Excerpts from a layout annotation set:
..........
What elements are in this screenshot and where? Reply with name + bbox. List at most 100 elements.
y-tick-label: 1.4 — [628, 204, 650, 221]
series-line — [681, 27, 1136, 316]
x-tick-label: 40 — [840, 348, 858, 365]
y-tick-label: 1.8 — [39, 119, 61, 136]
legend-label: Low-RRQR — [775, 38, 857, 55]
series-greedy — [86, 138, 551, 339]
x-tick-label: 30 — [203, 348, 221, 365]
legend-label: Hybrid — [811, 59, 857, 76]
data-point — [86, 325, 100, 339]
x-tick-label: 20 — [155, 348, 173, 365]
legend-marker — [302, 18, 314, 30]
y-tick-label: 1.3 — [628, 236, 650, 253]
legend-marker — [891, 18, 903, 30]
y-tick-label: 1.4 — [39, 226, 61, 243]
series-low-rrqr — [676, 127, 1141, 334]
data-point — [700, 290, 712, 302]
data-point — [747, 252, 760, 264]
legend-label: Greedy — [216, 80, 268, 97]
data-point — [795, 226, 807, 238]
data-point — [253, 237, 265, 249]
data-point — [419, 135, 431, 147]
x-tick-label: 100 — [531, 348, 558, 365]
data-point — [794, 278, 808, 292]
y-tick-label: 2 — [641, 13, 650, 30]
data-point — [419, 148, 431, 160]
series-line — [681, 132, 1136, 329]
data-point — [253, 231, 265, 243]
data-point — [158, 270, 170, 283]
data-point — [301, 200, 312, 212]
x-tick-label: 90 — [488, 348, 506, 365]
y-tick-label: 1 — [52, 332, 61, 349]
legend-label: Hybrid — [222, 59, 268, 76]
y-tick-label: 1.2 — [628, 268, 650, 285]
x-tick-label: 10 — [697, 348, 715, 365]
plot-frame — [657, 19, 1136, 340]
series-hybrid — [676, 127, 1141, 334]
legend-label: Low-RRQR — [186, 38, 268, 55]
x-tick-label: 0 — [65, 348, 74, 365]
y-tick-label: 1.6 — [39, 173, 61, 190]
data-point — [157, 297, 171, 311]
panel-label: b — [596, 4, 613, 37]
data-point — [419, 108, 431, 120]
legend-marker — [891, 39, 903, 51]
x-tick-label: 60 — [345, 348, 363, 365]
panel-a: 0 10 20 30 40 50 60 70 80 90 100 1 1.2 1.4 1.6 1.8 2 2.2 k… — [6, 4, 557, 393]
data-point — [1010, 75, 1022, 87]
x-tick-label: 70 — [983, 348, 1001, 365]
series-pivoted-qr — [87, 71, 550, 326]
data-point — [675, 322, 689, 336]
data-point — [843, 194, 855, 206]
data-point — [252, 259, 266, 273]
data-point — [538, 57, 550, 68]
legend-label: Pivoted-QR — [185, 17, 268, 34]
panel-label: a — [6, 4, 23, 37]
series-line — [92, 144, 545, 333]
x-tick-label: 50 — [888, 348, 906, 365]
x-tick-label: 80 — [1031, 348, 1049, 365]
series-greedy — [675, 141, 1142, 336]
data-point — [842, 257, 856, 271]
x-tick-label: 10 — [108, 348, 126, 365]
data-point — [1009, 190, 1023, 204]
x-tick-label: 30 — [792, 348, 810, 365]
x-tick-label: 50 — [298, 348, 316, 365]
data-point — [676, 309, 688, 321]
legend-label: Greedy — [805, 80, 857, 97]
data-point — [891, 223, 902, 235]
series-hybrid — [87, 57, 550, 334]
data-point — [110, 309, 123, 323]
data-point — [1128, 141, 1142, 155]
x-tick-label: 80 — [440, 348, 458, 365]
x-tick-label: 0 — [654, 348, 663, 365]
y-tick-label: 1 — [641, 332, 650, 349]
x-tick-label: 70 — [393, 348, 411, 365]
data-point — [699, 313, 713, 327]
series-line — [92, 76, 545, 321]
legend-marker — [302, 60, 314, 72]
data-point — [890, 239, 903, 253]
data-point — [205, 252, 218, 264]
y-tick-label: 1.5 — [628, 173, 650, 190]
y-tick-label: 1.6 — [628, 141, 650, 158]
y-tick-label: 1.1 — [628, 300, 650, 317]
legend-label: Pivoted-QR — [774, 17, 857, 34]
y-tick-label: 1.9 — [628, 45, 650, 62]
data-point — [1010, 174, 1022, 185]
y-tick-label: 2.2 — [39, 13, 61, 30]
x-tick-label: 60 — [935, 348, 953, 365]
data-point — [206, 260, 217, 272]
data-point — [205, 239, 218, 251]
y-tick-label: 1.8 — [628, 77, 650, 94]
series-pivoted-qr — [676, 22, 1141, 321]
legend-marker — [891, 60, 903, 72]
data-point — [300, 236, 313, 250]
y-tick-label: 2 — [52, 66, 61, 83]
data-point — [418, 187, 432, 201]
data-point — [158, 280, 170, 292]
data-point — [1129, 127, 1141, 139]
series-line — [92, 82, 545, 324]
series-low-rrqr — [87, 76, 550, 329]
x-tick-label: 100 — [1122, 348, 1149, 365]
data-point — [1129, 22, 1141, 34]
..........
Stated exercise:
Copy word for word the lines from the start of the entries up to and including the line with "legend-label: Low-RRQR — [775, 38, 857, 55]".

Output below:
What elements are in this screenshot and where? Reply with name + bbox. List at most 100 elements.
y-tick-label: 1.4 — [628, 204, 650, 221]
series-line — [681, 27, 1136, 316]
x-tick-label: 40 — [840, 348, 858, 365]
y-tick-label: 1.8 — [39, 119, 61, 136]
legend-label: Low-RRQR — [775, 38, 857, 55]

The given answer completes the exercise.